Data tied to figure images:

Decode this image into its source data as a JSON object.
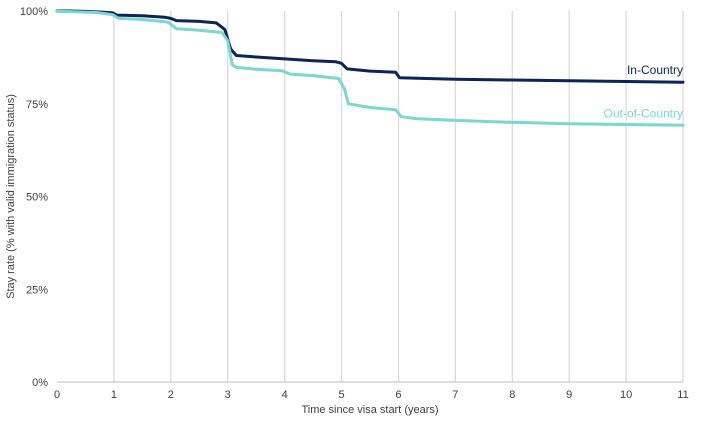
{
  "chart_data": {
    "type": "line",
    "title": "",
    "xlabel": "Time since visa start (years)",
    "ylabel": "Stay rate (% with valid immigration status)",
    "xlim": [
      0,
      11
    ],
    "ylim": [
      0,
      100
    ],
    "x_ticks": [
      0,
      1,
      2,
      3,
      4,
      5,
      6,
      7,
      8,
      9,
      10,
      11
    ],
    "y_ticks": [
      0,
      25,
      50,
      75,
      100
    ],
    "y_tick_labels": [
      "0%",
      "25%",
      "50%",
      "75%",
      "100%"
    ],
    "grid": "vertical",
    "series": [
      {
        "name": "In-Country",
        "color": "#0b2559",
        "x": [
          0,
          0.2,
          0.5,
          0.8,
          0.98,
          1.05,
          1.5,
          1.9,
          2.0,
          2.1,
          2.5,
          2.8,
          2.95,
          3.05,
          3.15,
          3.5,
          4.0,
          4.5,
          4.9,
          5.0,
          5.1,
          5.5,
          5.95,
          6.02,
          6.5,
          7.0,
          8.0,
          9.0,
          10.0,
          11.0
        ],
        "y": [
          100,
          100,
          99.9,
          99.7,
          99.5,
          98.9,
          98.7,
          98.3,
          98.0,
          97.4,
          97.2,
          96.8,
          95.0,
          89.8,
          88.0,
          87.6,
          87.1,
          86.6,
          86.3,
          85.9,
          84.4,
          83.8,
          83.5,
          82.0,
          81.8,
          81.6,
          81.4,
          81.2,
          81.0,
          80.8
        ]
      },
      {
        "name": "Out-of-Country",
        "color": "#79d8cf",
        "x": [
          0,
          0.3,
          0.7,
          0.98,
          1.08,
          1.5,
          1.95,
          2.1,
          2.5,
          2.9,
          3.0,
          3.08,
          3.15,
          3.5,
          3.95,
          4.1,
          4.5,
          4.95,
          5.05,
          5.12,
          5.5,
          5.95,
          6.05,
          6.3,
          7.0,
          8.0,
          9.0,
          10.0,
          11.0
        ],
        "y": [
          99.9,
          99.8,
          99.6,
          99.0,
          98.0,
          97.7,
          97.0,
          95.2,
          94.8,
          94.2,
          92.0,
          85.5,
          84.8,
          84.3,
          83.9,
          83.0,
          82.6,
          81.8,
          79.0,
          75.0,
          74.0,
          73.4,
          71.5,
          71.0,
          70.5,
          70.0,
          69.6,
          69.4,
          69.2
        ]
      }
    ],
    "annotations": [
      {
        "text": "In-Country",
        "x": 11,
        "y": 80.8,
        "color": "#0b2559"
      },
      {
        "text": "Out-of-Country",
        "x": 11,
        "y": 69.2,
        "color": "#79d8cf"
      }
    ],
    "colors": {
      "grid": "#d9d9d9",
      "axis": "#bfbfbf",
      "text": "#404040"
    }
  }
}
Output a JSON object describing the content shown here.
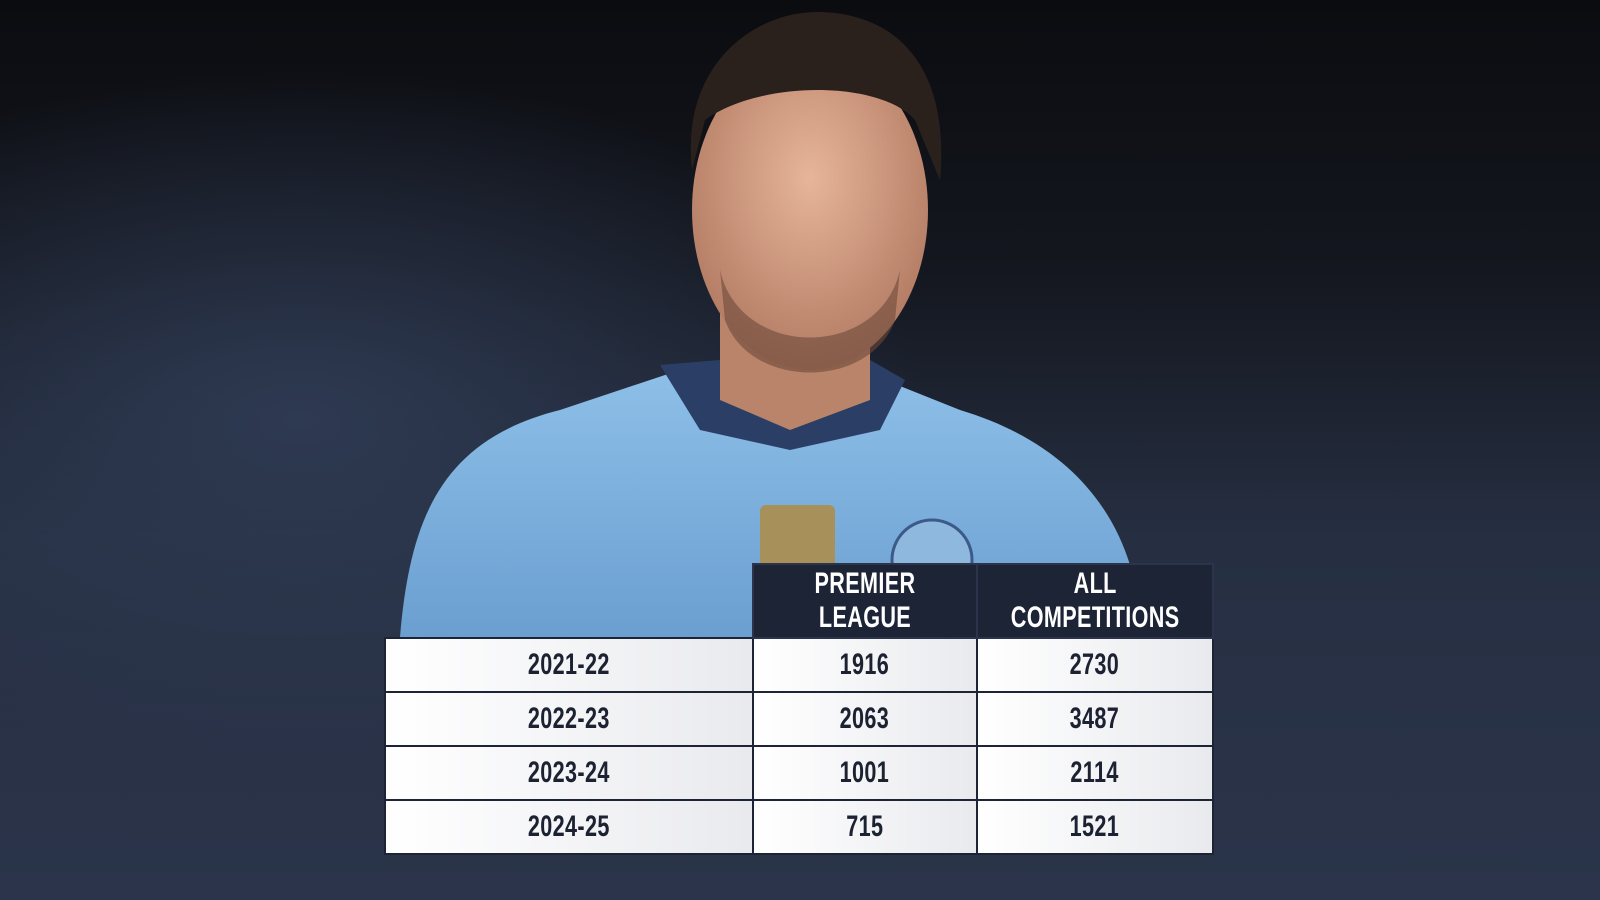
{
  "table": {
    "columns": [
      "PREMIER LEAGUE",
      "ALL COMPETITIONS"
    ],
    "rows": [
      [
        "2021-22",
        1916,
        2730
      ],
      [
        "2022-23",
        2063,
        3487
      ],
      [
        "2023-24",
        1001,
        2114
      ],
      [
        "2024-25",
        715,
        1521
      ]
    ]
  }
}
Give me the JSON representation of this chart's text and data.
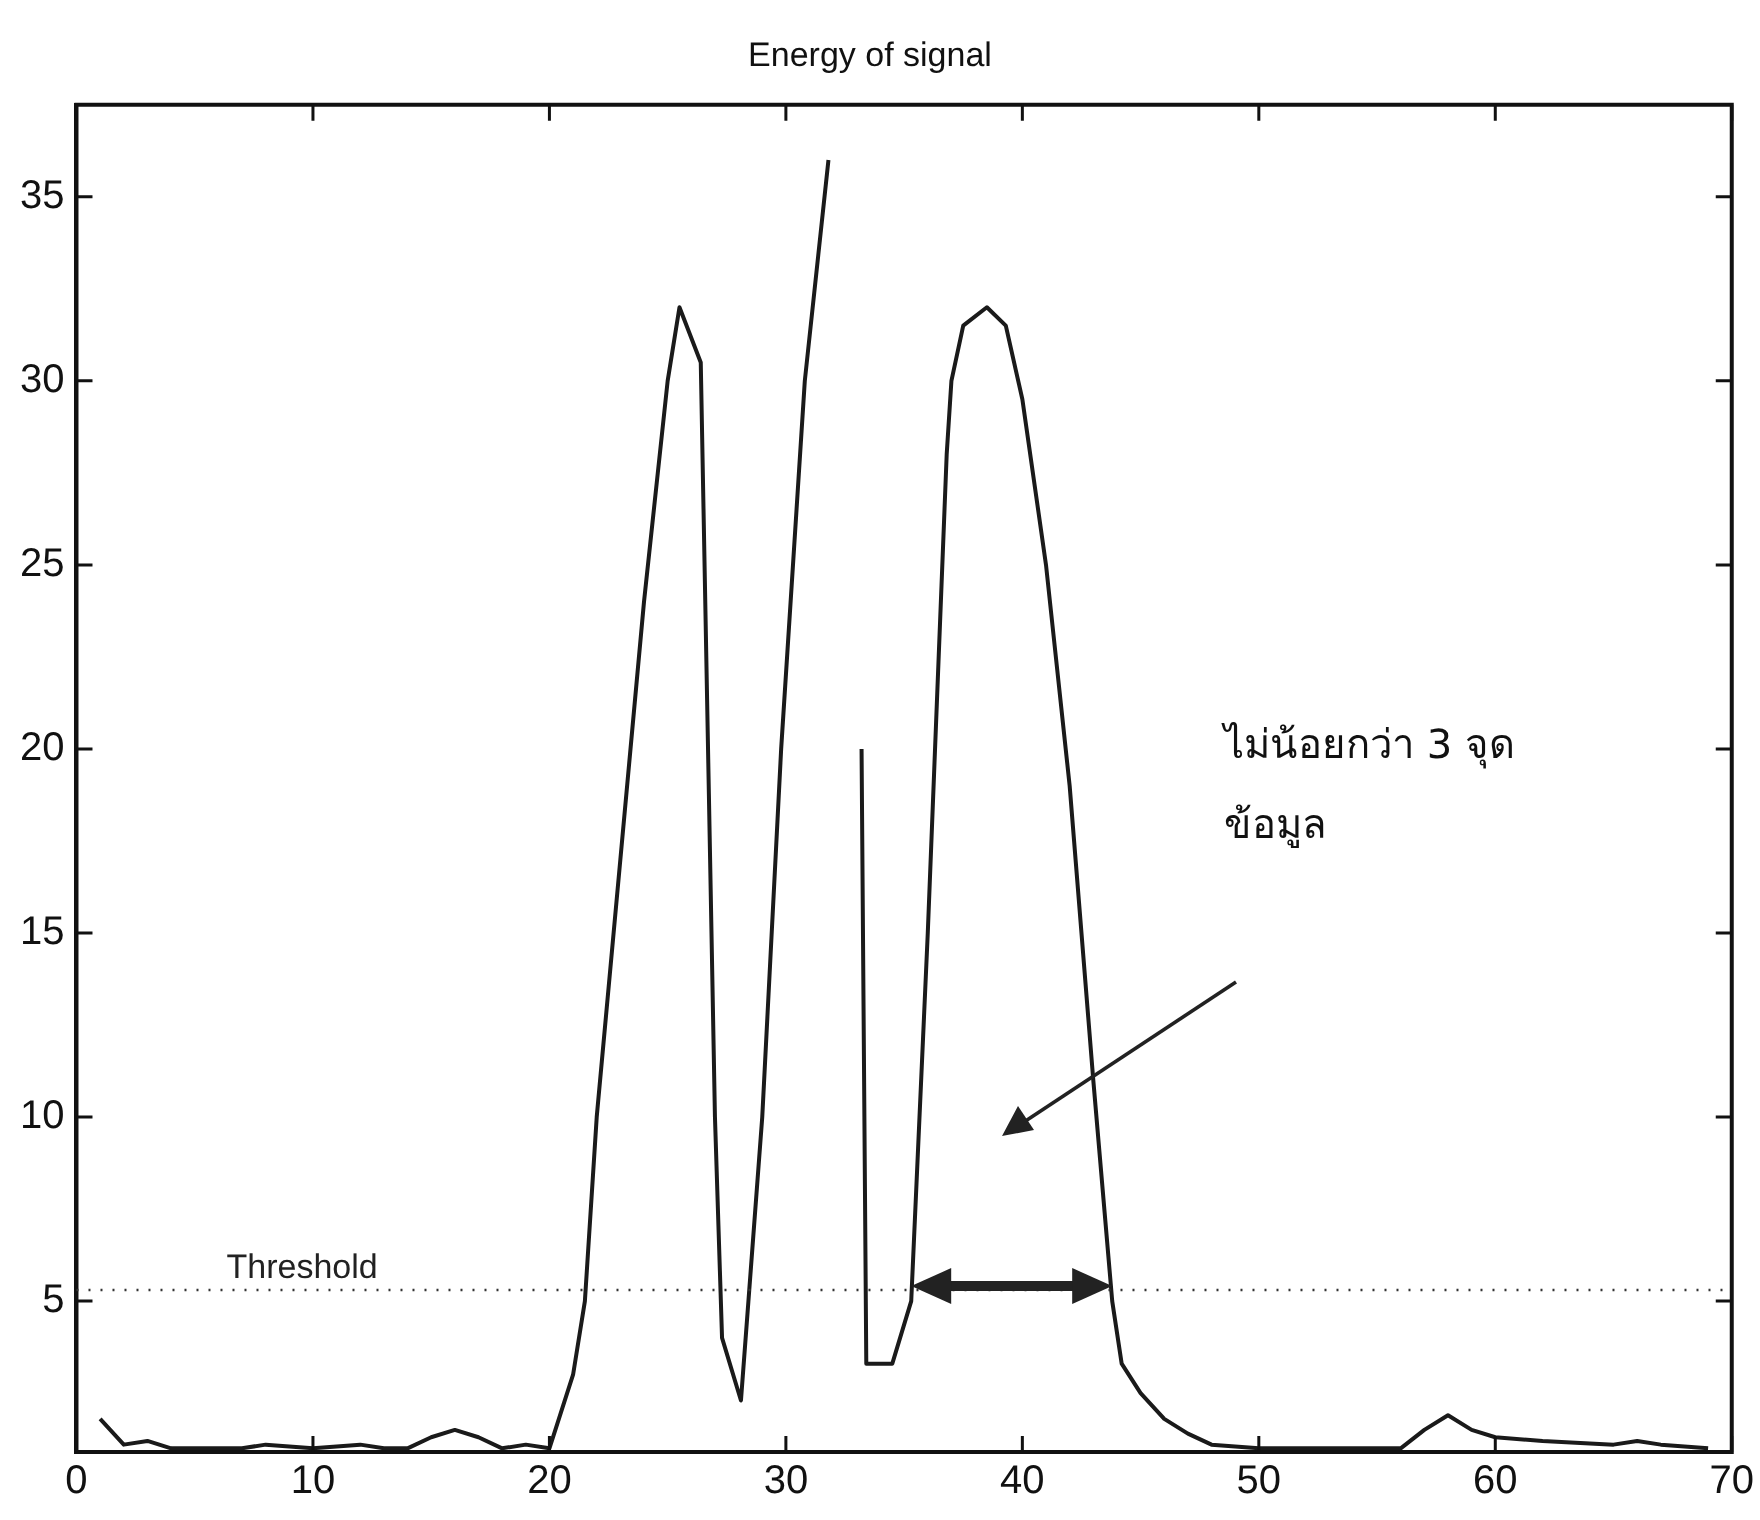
{
  "chart_data": {
    "type": "line",
    "title": "Energy of signal",
    "series": [
      {
        "color": "#1a1a1a",
        "x": [
          1,
          2,
          3,
          4,
          7,
          8,
          10,
          12,
          13,
          14,
          15,
          16,
          17,
          18,
          19,
          20,
          21,
          21.5,
          22,
          23,
          24,
          25,
          25.5,
          26.4,
          27,
          27.3,
          28.1,
          29,
          29.8,
          30.8,
          31.8,
          32.4,
          33,
          33.2,
          33.4,
          34.5,
          35.3,
          36,
          36.8,
          37,
          37.5,
          38.5,
          39.3,
          40,
          41,
          42,
          43,
          43.8,
          44.2,
          45,
          46,
          47,
          48,
          50,
          56,
          57,
          58,
          59,
          60,
          62,
          65,
          66,
          67,
          69
        ],
        "values": [
          1.8,
          1.1,
          1.2,
          1.0,
          1.0,
          1.1,
          1.0,
          1.1,
          1.0,
          1.0,
          1.3,
          1.5,
          1.3,
          1.0,
          1.1,
          1.0,
          3.0,
          5,
          10,
          17,
          24,
          30,
          32,
          30.5,
          10,
          4,
          2.3,
          10,
          20,
          30,
          36,
          null,
          null,
          20,
          3.3,
          3.3,
          5,
          15,
          28,
          30,
          31.5,
          32,
          31.5,
          29.5,
          25,
          19,
          11,
          5,
          3.3,
          2.5,
          1.8,
          1.4,
          1.1,
          1.0,
          1.0,
          1.5,
          1.9,
          1.5,
          1.3,
          1.2,
          1.1,
          1.2,
          1.1,
          1.0
        ]
      }
    ],
    "xlim": [
      0,
      70
    ],
    "xticks": [
      0,
      10,
      20,
      30,
      40,
      50,
      60,
      70
    ],
    "ylim": [
      0.9,
      37.5
    ],
    "yticks": [
      5,
      10,
      15,
      20,
      25,
      30,
      35
    ],
    "ref_lines": [
      {
        "axis": "y",
        "value": 5.3,
        "label": "Threshold",
        "color": "#333333",
        "line_style": "dotted"
      }
    ],
    "annotations": [
      "ไม่น้อยกว่า 3 จุด ข้อมูล"
    ],
    "grid": false,
    "legend": false,
    "marker": "none",
    "line_style": "solid"
  }
}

Short exercise
Your job is to transcribe the entries above exactly; skip the pictures.

Final result
Decode this image into its source data as a JSON object.
{
  "chart_data": {
    "type": "line",
    "title": "",
    "xlabel": "Time since visa start (years)",
    "ylabel": "Stay rate (% with valid immigration status)",
    "xlim": [
      0,
      11
    ],
    "ylim": [
      0,
      100
    ],
    "x_ticks": [
      0,
      1,
      2,
      3,
      4,
      5,
      6,
      7,
      8,
      9,
      10,
      11
    ],
    "y_ticks": [
      0,
      25,
      50,
      75,
      100
    ],
    "y_tick_labels": [
      "0%",
      "25%",
      "50%",
      "75%",
      "100%"
    ],
    "grid": "vertical",
    "series": [
      {
        "name": "In-Country",
        "color": "#0b2559",
        "x": [
          0,
          0.2,
          0.5,
          0.8,
          0.98,
          1.05,
          1.5,
          1.9,
          2.0,
          2.1,
          2.5,
          2.8,
          2.95,
          3.05,
          3.15,
          3.5,
          4.0,
          4.5,
          4.9,
          5.0,
          5.1,
          5.5,
          5.95,
          6.02,
          6.5,
          7.0,
          8.0,
          9.0,
          10.0,
          11.0
        ],
        "y": [
          100,
          100,
          99.9,
          99.7,
          99.5,
          98.9,
          98.7,
          98.3,
          98.0,
          97.4,
          97.2,
          96.8,
          95.0,
          89.8,
          88.0,
          87.6,
          87.1,
          86.6,
          86.3,
          85.9,
          84.4,
          83.8,
          83.5,
          82.0,
          81.8,
          81.6,
          81.4,
          81.2,
          81.0,
          80.8
        ]
      },
      {
        "name": "Out-of-Country",
        "color": "#79d8cf",
        "x": [
          0,
          0.3,
          0.7,
          0.98,
          1.08,
          1.5,
          1.95,
          2.1,
          2.5,
          2.9,
          3.0,
          3.08,
          3.15,
          3.5,
          3.95,
          4.1,
          4.5,
          4.95,
          5.05,
          5.12,
          5.5,
          5.95,
          6.05,
          6.3,
          7.0,
          8.0,
          9.0,
          10.0,
          11.0
        ],
        "y": [
          99.9,
          99.8,
          99.6,
          99.0,
          98.0,
          97.7,
          97.0,
          95.2,
          94.8,
          94.2,
          92.0,
          85.5,
          84.8,
          84.3,
          83.9,
          83.0,
          82.6,
          81.8,
          79.0,
          75.0,
          74.0,
          73.4,
          71.5,
          71.0,
          70.5,
          70.0,
          69.6,
          69.4,
          69.2
        ]
      }
    ],
    "annotations": [
      {
        "text": "In-Country",
        "x": 11,
        "y": 80.8,
        "color": "#0b2559"
      },
      {
        "text": "Out-of-Country",
        "x": 11,
        "y": 69.2,
        "color": "#79d8cf"
      }
    ],
    "colors": {
      "grid": "#d9d9d9",
      "axis": "#bfbfbf",
      "text": "#404040"
    }
  }
}
Output a JSON object describing the content shown here.
{
  "table": {
    "columns": [
      "PREMIER LEAGUE",
      "ALL COMPETITIONS"
    ],
    "rows": [
      [
        "2021-22",
        1916,
        2730
      ],
      [
        "2022-23",
        2063,
        3487
      ],
      [
        "2023-24",
        1001,
        2114
      ],
      [
        "2024-25",
        715,
        1521
      ]
    ]
  }
}
Give me the JSON representation of this chart's text and data.
{
  "chart_data": {
    "type": "line",
    "title": "Energy of signal",
    "series": [
      {
        "color": "#1a1a1a",
        "x": [
          1,
          2,
          3,
          4,
          7,
          8,
          10,
          12,
          13,
          14,
          15,
          16,
          17,
          18,
          19,
          20,
          21,
          21.5,
          22,
          23,
          24,
          25,
          25.5,
          26.4,
          27,
          27.3,
          28.1,
          29,
          29.8,
          30.8,
          31.8,
          32.4,
          33,
          33.2,
          33.4,
          34.5,
          35.3,
          36,
          36.8,
          37,
          37.5,
          38.5,
          39.3,
          40,
          41,
          42,
          43,
          43.8,
          44.2,
          45,
          46,
          47,
          48,
          50,
          56,
          57,
          58,
          59,
          60,
          62,
          65,
          66,
          67,
          69
        ],
        "values": [
          1.8,
          1.1,
          1.2,
          1.0,
          1.0,
          1.1,
          1.0,
          1.1,
          1.0,
          1.0,
          1.3,
          1.5,
          1.3,
          1.0,
          1.1,
          1.0,
          3.0,
          5,
          10,
          17,
          24,
          30,
          32,
          30.5,
          10,
          4,
          2.3,
          10,
          20,
          30,
          36,
          null,
          null,
          20,
          3.3,
          3.3,
          5,
          15,
          28,
          30,
          31.5,
          32,
          31.5,
          29.5,
          25,
          19,
          11,
          5,
          3.3,
          2.5,
          1.8,
          1.4,
          1.1,
          1.0,
          1.0,
          1.5,
          1.9,
          1.5,
          1.3,
          1.2,
          1.1,
          1.2,
          1.1,
          1.0
        ]
      }
    ],
    "xlim": [
      0,
      70
    ],
    "xticks": [
      0,
      10,
      20,
      30,
      40,
      50,
      60,
      70
    ],
    "ylim": [
      0.9,
      37.5
    ],
    "yticks": [
      5,
      10,
      15,
      20,
      25,
      30,
      35
    ],
    "ref_lines": [
      {
        "axis": "y",
        "value": 5.3,
        "label": "Threshold",
        "color": "#333333",
        "line_style": "dotted"
      }
    ],
    "annotations": [
      "ไม่น้อยกว่า 3 จุด ข้อมูล"
    ],
    "grid": false,
    "legend": false,
    "marker": "none",
    "line_style": "solid"
  }
}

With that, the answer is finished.